* **WHAT IS EXPECTED**
Reproduce the records below in full and exactly, without their images.
— START —
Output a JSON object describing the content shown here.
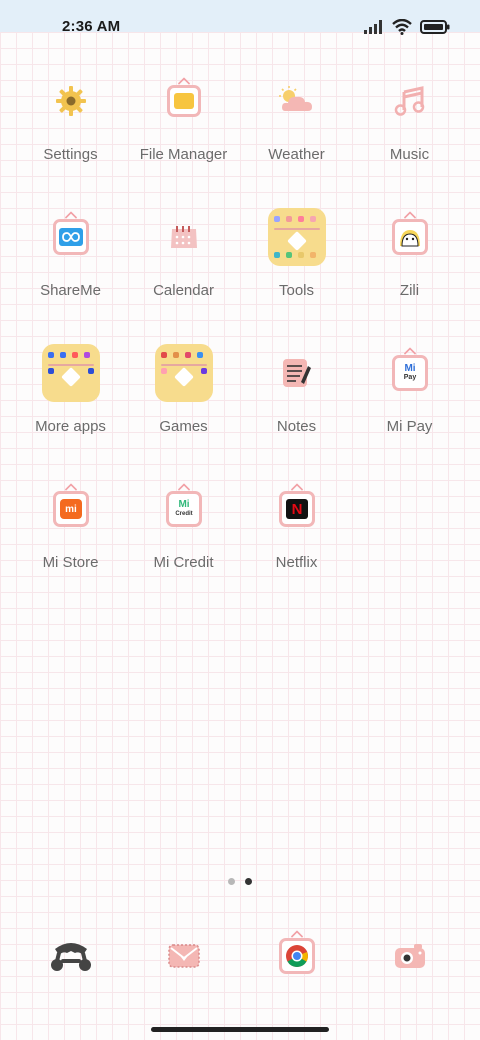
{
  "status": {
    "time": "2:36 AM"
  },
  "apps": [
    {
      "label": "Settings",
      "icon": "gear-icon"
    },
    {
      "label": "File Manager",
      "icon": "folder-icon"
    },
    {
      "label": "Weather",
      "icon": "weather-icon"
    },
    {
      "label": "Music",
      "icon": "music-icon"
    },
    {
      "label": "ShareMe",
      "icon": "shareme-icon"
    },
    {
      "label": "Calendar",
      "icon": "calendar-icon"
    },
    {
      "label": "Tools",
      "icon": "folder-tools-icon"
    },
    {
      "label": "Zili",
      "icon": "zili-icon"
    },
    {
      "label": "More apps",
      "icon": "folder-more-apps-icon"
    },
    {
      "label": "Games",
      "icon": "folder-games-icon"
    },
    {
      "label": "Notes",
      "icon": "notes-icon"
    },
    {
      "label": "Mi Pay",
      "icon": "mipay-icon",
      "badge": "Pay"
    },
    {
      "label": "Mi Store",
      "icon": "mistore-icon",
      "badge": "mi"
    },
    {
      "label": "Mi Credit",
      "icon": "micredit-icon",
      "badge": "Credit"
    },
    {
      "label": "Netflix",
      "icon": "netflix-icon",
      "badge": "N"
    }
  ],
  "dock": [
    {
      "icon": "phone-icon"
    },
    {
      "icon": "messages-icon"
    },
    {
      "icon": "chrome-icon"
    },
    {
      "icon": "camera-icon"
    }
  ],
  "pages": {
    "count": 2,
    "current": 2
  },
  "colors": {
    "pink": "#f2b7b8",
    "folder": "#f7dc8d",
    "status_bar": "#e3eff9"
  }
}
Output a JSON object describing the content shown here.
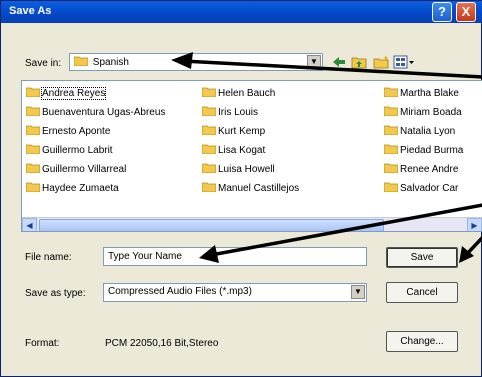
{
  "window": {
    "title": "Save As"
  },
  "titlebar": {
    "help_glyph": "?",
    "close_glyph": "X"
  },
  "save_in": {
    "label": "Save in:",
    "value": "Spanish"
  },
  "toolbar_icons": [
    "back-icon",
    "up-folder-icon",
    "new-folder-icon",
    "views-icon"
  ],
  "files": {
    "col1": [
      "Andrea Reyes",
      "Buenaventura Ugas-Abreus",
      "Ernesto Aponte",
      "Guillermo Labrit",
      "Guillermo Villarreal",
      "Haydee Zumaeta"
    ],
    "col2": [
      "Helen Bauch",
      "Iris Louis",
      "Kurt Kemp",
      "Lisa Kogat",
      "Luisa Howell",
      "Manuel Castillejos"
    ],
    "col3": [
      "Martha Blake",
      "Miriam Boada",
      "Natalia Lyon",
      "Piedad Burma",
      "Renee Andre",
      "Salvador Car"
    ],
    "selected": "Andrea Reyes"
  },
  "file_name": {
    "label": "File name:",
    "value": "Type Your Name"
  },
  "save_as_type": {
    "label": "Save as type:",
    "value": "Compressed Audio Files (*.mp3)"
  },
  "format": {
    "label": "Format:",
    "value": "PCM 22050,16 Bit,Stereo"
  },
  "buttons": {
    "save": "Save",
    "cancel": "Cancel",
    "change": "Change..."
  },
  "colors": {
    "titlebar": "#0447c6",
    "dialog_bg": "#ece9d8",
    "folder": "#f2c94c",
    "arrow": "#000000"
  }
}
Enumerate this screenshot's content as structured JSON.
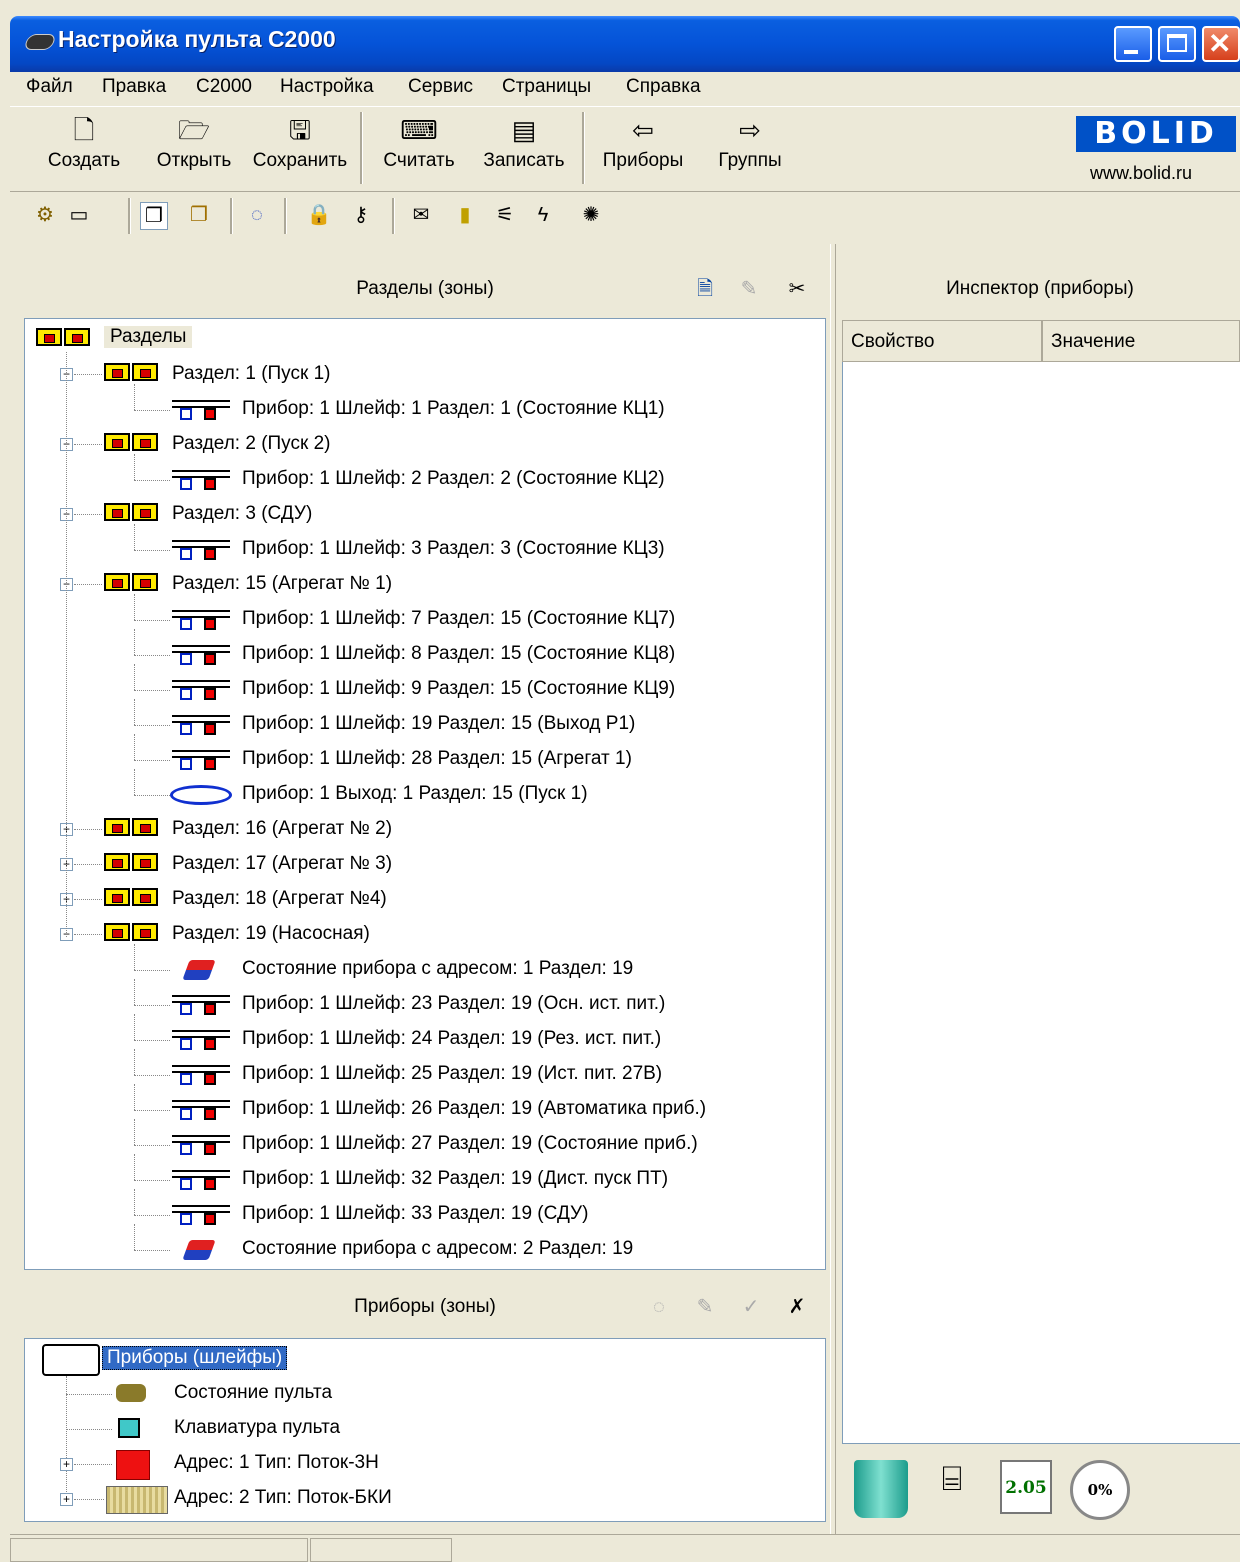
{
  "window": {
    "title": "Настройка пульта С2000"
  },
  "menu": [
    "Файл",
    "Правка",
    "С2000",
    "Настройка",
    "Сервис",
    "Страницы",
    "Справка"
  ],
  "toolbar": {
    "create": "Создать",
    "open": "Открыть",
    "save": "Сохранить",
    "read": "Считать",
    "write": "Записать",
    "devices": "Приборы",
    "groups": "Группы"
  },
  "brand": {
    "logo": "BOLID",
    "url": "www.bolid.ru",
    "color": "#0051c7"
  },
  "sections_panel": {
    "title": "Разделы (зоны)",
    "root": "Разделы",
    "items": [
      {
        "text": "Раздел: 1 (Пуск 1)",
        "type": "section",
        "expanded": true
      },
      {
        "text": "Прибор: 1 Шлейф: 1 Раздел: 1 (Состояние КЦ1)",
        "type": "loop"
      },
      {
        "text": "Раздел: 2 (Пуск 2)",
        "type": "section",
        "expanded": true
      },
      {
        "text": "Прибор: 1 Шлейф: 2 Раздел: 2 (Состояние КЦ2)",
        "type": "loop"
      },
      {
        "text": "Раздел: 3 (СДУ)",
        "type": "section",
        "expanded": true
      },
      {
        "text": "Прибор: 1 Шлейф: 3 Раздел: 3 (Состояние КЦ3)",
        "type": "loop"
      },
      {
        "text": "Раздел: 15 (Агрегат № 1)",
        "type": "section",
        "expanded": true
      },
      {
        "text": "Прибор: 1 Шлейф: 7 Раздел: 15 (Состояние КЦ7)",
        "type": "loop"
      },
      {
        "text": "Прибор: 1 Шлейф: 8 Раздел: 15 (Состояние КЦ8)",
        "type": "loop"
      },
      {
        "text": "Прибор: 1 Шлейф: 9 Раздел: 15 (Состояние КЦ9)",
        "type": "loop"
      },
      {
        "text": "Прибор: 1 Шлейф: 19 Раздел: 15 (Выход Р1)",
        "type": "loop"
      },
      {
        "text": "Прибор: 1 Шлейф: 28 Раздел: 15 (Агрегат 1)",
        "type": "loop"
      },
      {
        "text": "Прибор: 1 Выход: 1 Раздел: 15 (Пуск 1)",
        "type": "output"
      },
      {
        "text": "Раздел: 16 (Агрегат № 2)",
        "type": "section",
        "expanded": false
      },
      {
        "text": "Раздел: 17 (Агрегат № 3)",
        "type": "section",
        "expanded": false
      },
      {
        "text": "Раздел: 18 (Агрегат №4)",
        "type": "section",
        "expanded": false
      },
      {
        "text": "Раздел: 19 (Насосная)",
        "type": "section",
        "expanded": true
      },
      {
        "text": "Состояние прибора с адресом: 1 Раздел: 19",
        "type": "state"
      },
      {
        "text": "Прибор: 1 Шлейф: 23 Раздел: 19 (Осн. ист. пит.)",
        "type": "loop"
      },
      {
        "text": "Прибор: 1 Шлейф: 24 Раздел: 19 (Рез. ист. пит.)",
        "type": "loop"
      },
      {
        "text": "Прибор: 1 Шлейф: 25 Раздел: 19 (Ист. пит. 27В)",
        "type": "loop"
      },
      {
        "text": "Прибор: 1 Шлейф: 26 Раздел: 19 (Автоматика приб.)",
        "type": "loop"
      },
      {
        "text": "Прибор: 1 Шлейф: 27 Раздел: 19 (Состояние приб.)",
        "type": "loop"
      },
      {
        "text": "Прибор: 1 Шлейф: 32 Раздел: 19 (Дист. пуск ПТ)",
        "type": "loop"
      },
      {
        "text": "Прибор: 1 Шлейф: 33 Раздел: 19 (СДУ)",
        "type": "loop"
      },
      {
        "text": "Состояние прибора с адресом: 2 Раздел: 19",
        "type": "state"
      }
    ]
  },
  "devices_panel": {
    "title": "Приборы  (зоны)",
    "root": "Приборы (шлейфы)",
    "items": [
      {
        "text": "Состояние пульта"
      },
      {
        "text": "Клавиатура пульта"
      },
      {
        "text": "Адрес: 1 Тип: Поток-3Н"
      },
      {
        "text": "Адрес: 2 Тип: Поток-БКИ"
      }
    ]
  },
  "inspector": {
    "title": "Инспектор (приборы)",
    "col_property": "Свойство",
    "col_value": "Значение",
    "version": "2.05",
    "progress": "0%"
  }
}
— END —
* **ANSWER TO THE PROBLEM**
Output a JSON object describing the content shown here.
{
  "status": {
    "time": "2:36 AM"
  },
  "apps": [
    {
      "label": "Settings",
      "icon": "gear-icon"
    },
    {
      "label": "File Manager",
      "icon": "folder-icon"
    },
    {
      "label": "Weather",
      "icon": "weather-icon"
    },
    {
      "label": "Music",
      "icon": "music-icon"
    },
    {
      "label": "ShareMe",
      "icon": "shareme-icon"
    },
    {
      "label": "Calendar",
      "icon": "calendar-icon"
    },
    {
      "label": "Tools",
      "icon": "folder-tools-icon"
    },
    {
      "label": "Zili",
      "icon": "zili-icon"
    },
    {
      "label": "More apps",
      "icon": "folder-more-apps-icon"
    },
    {
      "label": "Games",
      "icon": "folder-games-icon"
    },
    {
      "label": "Notes",
      "icon": "notes-icon"
    },
    {
      "label": "Mi Pay",
      "icon": "mipay-icon",
      "badge": "Pay"
    },
    {
      "label": "Mi Store",
      "icon": "mistore-icon",
      "badge": "mi"
    },
    {
      "label": "Mi Credit",
      "icon": "micredit-icon",
      "badge": "Credit"
    },
    {
      "label": "Netflix",
      "icon": "netflix-icon",
      "badge": "N"
    }
  ],
  "dock": [
    {
      "icon": "phone-icon"
    },
    {
      "icon": "messages-icon"
    },
    {
      "icon": "chrome-icon"
    },
    {
      "icon": "camera-icon"
    }
  ],
  "pages": {
    "count": 2,
    "current": 2
  },
  "colors": {
    "pink": "#f2b7b8",
    "folder": "#f7dc8d",
    "status_bar": "#e3eff9"
  }
}
Output a JSON object describing the content shown here.
{
  "window": {
    "title": "Save As"
  },
  "titlebar": {
    "help_glyph": "?",
    "close_glyph": "X"
  },
  "save_in": {
    "label": "Save in:",
    "value": "Spanish"
  },
  "toolbar_icons": [
    "back-icon",
    "up-folder-icon",
    "new-folder-icon",
    "views-icon"
  ],
  "files": {
    "col1": [
      "Andrea Reyes",
      "Buenaventura Ugas-Abreus",
      "Ernesto Aponte",
      "Guillermo Labrit",
      "Guillermo Villarreal",
      "Haydee Zumaeta"
    ],
    "col2": [
      "Helen Bauch",
      "Iris Louis",
      "Kurt Kemp",
      "Lisa Kogat",
      "Luisa Howell",
      "Manuel Castillejos"
    ],
    "col3": [
      "Martha Blake",
      "Miriam Boada",
      "Natalia Lyon",
      "Piedad Burma",
      "Renee Andre",
      "Salvador Car"
    ],
    "selected": "Andrea Reyes"
  },
  "file_name": {
    "label": "File name:",
    "value": "Type Your Name"
  },
  "save_as_type": {
    "label": "Save as type:",
    "value": "Compressed Audio Files (*.mp3)"
  },
  "format": {
    "label": "Format:",
    "value": "PCM 22050,16 Bit,Stereo"
  },
  "buttons": {
    "save": "Save",
    "cancel": "Cancel",
    "change": "Change..."
  },
  "colors": {
    "titlebar": "#0447c6",
    "dialog_bg": "#ece9d8",
    "folder": "#f2c94c",
    "arrow": "#000000"
  }
}
Enumerate this screenshot's content as structured JSON.
{
  "window": {
    "title": "Настройка пульта С2000"
  },
  "menu": [
    "Файл",
    "Правка",
    "С2000",
    "Настройка",
    "Сервис",
    "Страницы",
    "Справка"
  ],
  "toolbar": {
    "create": "Создать",
    "open": "Открыть",
    "save": "Сохранить",
    "read": "Считать",
    "write": "Записать",
    "devices": "Приборы",
    "groups": "Группы"
  },
  "brand": {
    "logo": "BOLID",
    "url": "www.bolid.ru",
    "color": "#0051c7"
  },
  "sections_panel": {
    "title": "Разделы (зоны)",
    "root": "Разделы",
    "items": [
      {
        "text": "Раздел: 1 (Пуск 1)",
        "type": "section",
        "expanded": true
      },
      {
        "text": "Прибор: 1 Шлейф: 1 Раздел: 1 (Состояние КЦ1)",
        "type": "loop"
      },
      {
        "text": "Раздел: 2 (Пуск 2)",
        "type": "section",
        "expanded": true
      },
      {
        "text": "Прибор: 1 Шлейф: 2 Раздел: 2 (Состояние КЦ2)",
        "type": "loop"
      },
      {
        "text": "Раздел: 3 (СДУ)",
        "type": "section",
        "expanded": true
      },
      {
        "text": "Прибор: 1 Шлейф: 3 Раздел: 3 (Состояние КЦ3)",
        "type": "loop"
      },
      {
        "text": "Раздел: 15 (Агрегат № 1)",
        "type": "section",
        "expanded": true
      },
      {
        "text": "Прибор: 1 Шлейф: 7 Раздел: 15 (Состояние КЦ7)",
        "type": "loop"
      },
      {
        "text": "Прибор: 1 Шлейф: 8 Раздел: 15 (Состояние КЦ8)",
        "type": "loop"
      },
      {
        "text": "Прибор: 1 Шлейф: 9 Раздел: 15 (Состояние КЦ9)",
        "type": "loop"
      },
      {
        "text": "Прибор: 1 Шлейф: 19 Раздел: 15 (Выход Р1)",
        "type": "loop"
      },
      {
        "text": "Прибор: 1 Шлейф: 28 Раздел: 15 (Агрегат 1)",
        "type": "loop"
      },
      {
        "text": "Прибор: 1 Выход: 1 Раздел: 15 (Пуск 1)",
        "type": "output"
      },
      {
        "text": "Раздел: 16 (Агрегат № 2)",
        "type": "section",
        "expanded": false
      },
      {
        "text": "Раздел: 17 (Агрегат № 3)",
        "type": "section",
        "expanded": false
      },
      {
        "text": "Раздел: 18 (Агрегат №4)",
        "type": "section",
        "expanded": false
      },
      {
        "text": "Раздел: 19 (Насосная)",
        "type": "section",
        "expanded": true
      },
      {
        "text": "Состояние прибора с адресом: 1 Раздел: 19",
        "type": "state"
      },
      {
        "text": "Прибор: 1 Шлейф: 23 Раздел: 19 (Осн. ист. пит.)",
        "type": "loop"
      },
      {
        "text": "Прибор: 1 Шлейф: 24 Раздел: 19 (Рез. ист. пит.)",
        "type": "loop"
      },
      {
        "text": "Прибор: 1 Шлейф: 25 Раздел: 19 (Ист. пит. 27В)",
        "type": "loop"
      },
      {
        "text": "Прибор: 1 Шлейф: 26 Раздел: 19 (Автоматика приб.)",
        "type": "loop"
      },
      {
        "text": "Прибор: 1 Шлейф: 27 Раздел: 19 (Состояние приб.)",
        "type": "loop"
      },
      {
        "text": "Прибор: 1 Шлейф: 32 Раздел: 19 (Дист. пуск ПТ)",
        "type": "loop"
      },
      {
        "text": "Прибор: 1 Шлейф: 33 Раздел: 19 (СДУ)",
        "type": "loop"
      },
      {
        "text": "Состояние прибора с адресом: 2 Раздел: 19",
        "type": "state"
      }
    ]
  },
  "devices_panel": {
    "title": "Приборы  (зоны)",
    "root": "Приборы (шлейфы)",
    "items": [
      {
        "text": "Состояние пульта"
      },
      {
        "text": "Клавиатура пульта"
      },
      {
        "text": "Адрес: 1 Тип: Поток-3Н"
      },
      {
        "text": "Адрес: 2 Тип: Поток-БКИ"
      }
    ]
  },
  "inspector": {
    "title": "Инспектор (приборы)",
    "col_property": "Свойство",
    "col_value": "Значение",
    "version": "2.05",
    "progress": "0%"
  }
}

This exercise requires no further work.